Dataset items:
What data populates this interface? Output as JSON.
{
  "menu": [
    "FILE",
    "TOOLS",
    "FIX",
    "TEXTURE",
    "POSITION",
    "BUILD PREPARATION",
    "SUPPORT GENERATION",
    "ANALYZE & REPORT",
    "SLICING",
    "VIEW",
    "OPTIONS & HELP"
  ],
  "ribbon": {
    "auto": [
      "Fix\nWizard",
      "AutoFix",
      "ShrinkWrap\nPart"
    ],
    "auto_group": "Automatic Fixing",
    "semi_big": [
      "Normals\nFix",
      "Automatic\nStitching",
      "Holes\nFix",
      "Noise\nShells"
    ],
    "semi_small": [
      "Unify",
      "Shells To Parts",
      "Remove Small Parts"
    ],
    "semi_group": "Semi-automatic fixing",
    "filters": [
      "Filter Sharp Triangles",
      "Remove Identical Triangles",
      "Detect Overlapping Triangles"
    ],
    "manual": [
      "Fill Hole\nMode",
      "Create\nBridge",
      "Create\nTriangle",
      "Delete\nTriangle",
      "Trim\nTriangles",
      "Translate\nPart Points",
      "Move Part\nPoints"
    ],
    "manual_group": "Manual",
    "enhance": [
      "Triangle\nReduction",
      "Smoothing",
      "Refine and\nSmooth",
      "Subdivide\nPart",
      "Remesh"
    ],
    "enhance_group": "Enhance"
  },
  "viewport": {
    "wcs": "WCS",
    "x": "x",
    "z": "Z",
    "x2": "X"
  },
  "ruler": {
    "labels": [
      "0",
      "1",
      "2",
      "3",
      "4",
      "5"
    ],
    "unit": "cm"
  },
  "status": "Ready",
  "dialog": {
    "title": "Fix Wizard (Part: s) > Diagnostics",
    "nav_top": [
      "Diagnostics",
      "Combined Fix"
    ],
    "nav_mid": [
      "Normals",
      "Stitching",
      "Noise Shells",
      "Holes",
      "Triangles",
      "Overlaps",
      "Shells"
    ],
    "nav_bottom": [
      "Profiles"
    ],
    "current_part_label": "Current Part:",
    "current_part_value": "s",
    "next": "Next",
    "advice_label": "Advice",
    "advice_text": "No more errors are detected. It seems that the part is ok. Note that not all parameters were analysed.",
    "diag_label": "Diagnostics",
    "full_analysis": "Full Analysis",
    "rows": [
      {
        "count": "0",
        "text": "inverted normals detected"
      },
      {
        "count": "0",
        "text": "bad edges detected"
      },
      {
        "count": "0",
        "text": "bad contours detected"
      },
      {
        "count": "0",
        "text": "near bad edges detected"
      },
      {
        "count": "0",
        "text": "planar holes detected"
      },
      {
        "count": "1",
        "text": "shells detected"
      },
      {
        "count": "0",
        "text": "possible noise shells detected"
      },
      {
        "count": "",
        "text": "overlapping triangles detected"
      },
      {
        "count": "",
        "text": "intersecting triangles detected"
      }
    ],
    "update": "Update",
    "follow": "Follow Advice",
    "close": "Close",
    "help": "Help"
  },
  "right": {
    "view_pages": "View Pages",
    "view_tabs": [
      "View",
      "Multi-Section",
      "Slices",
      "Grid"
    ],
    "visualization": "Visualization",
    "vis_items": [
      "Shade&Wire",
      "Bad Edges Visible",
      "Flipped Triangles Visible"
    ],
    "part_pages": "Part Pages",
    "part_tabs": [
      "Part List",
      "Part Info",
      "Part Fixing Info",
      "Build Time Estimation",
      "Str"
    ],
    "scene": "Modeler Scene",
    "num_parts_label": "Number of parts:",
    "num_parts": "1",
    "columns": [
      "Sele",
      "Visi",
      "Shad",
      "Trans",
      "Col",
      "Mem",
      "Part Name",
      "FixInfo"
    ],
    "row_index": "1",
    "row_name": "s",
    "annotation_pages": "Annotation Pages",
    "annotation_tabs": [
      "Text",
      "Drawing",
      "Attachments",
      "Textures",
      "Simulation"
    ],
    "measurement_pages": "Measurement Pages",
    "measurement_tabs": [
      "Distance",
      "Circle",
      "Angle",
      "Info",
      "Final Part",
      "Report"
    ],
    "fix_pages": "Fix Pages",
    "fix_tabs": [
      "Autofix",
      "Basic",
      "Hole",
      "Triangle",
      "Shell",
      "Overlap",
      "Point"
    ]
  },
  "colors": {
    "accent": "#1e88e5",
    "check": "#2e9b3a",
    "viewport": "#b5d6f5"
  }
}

JOB:
Reproduce all of the data exactly as given.

SOLUTION BELOW:
What data populates this interface? Output as JSON.
{
  "menu": [
    "FILE",
    "TOOLS",
    "FIX",
    "TEXTURE",
    "POSITION",
    "BUILD PREPARATION",
    "SUPPORT GENERATION",
    "ANALYZE & REPORT",
    "SLICING",
    "VIEW",
    "OPTIONS & HELP"
  ],
  "ribbon": {
    "auto": [
      "Fix\nWizard",
      "AutoFix",
      "ShrinkWrap\nPart"
    ],
    "auto_group": "Automatic Fixing",
    "semi_big": [
      "Normals\nFix",
      "Automatic\nStitching",
      "Holes\nFix",
      "Noise\nShells"
    ],
    "semi_small": [
      "Unify",
      "Shells To Parts",
      "Remove Small Parts"
    ],
    "semi_group": "Semi-automatic fixing",
    "filters": [
      "Filter Sharp Triangles",
      "Remove Identical Triangles",
      "Detect Overlapping Triangles"
    ],
    "manual": [
      "Fill Hole\nMode",
      "Create\nBridge",
      "Create\nTriangle",
      "Delete\nTriangle",
      "Trim\nTriangles",
      "Translate\nPart Points",
      "Move Part\nPoints"
    ],
    "manual_group": "Manual",
    "enhance": [
      "Triangle\nReduction",
      "Smoothing",
      "Refine and\nSmooth",
      "Subdivide\nPart",
      "Remesh"
    ],
    "enhance_group": "Enhance"
  },
  "viewport": {
    "wcs": "WCS",
    "x": "x",
    "z": "Z",
    "x2": "X"
  },
  "ruler": {
    "labels": [
      "0",
      "1",
      "2",
      "3",
      "4",
      "5"
    ],
    "unit": "cm"
  },
  "status": "Ready",
  "dialog": {
    "title": "Fix Wizard (Part: s) > Diagnostics",
    "nav_top": [
      "Diagnostics",
      "Combined Fix"
    ],
    "nav_mid": [
      "Normals",
      "Stitching",
      "Noise Shells",
      "Holes",
      "Triangles",
      "Overlaps",
      "Shells"
    ],
    "nav_bottom": [
      "Profiles"
    ],
    "current_part_label": "Current Part:",
    "current_part_value": "s",
    "next": "Next",
    "advice_label": "Advice",
    "advice_text": "No more errors are detected. It seems that the part is ok. Note that not all parameters were analysed.",
    "diag_label": "Diagnostics",
    "full_analysis": "Full Analysis",
    "rows": [
      {
        "count": "0",
        "text": "inverted normals detected"
      },
      {
        "count": "0",
        "text": "bad edges detected"
      },
      {
        "count": "0",
        "text": "bad contours detected"
      },
      {
        "count": "0",
        "text": "near bad edges detected"
      },
      {
        "count": "0",
        "text": "planar holes detected"
      },
      {
        "count": "1",
        "text": "shells detected"
      },
      {
        "count": "0",
        "text": "possible noise shells detected"
      },
      {
        "count": "",
        "text": "overlapping triangles detected"
      },
      {
        "count": "",
        "text": "intersecting triangles detected"
      }
    ],
    "update": "Update",
    "follow": "Follow Advice",
    "close": "Close",
    "help": "Help"
  },
  "right": {
    "view_pages": "View Pages",
    "view_tabs": [
      "View",
      "Multi-Section",
      "Slices",
      "Grid"
    ],
    "visualization": "Visualization",
    "vis_items": [
      "Shade&Wire",
      "Bad Edges Visible",
      "Flipped Triangles Visible"
    ],
    "part_pages": "Part Pages",
    "part_tabs": [
      "Part List",
      "Part Info",
      "Part Fixing Info",
      "Build Time Estimation",
      "Str"
    ],
    "scene": "Modeler Scene",
    "num_parts_label": "Number of parts:",
    "num_parts": "1",
    "columns": [
      "Sele",
      "Visi",
      "Shad",
      "Trans",
      "Col",
      "Mem",
      "Part Name",
      "FixInfo"
    ],
    "row_index": "1",
    "row_name": "s",
    "annotation_pages": "Annotation Pages",
    "annotation_tabs": [
      "Text",
      "Drawing",
      "Attachments",
      "Textures",
      "Simulation"
    ],
    "measurement_pages": "Measurement Pages",
    "measurement_tabs": [
      "Distance",
      "Circle",
      "Angle",
      "Info",
      "Final Part",
      "Report"
    ],
    "fix_pages": "Fix Pages",
    "fix_tabs": [
      "Autofix",
      "Basic",
      "Hole",
      "Triangle",
      "Shell",
      "Overlap",
      "Point"
    ]
  },
  "colors": {
    "accent": "#1e88e5",
    "check": "#2e9b3a",
    "viewport": "#b5d6f5"
  }
}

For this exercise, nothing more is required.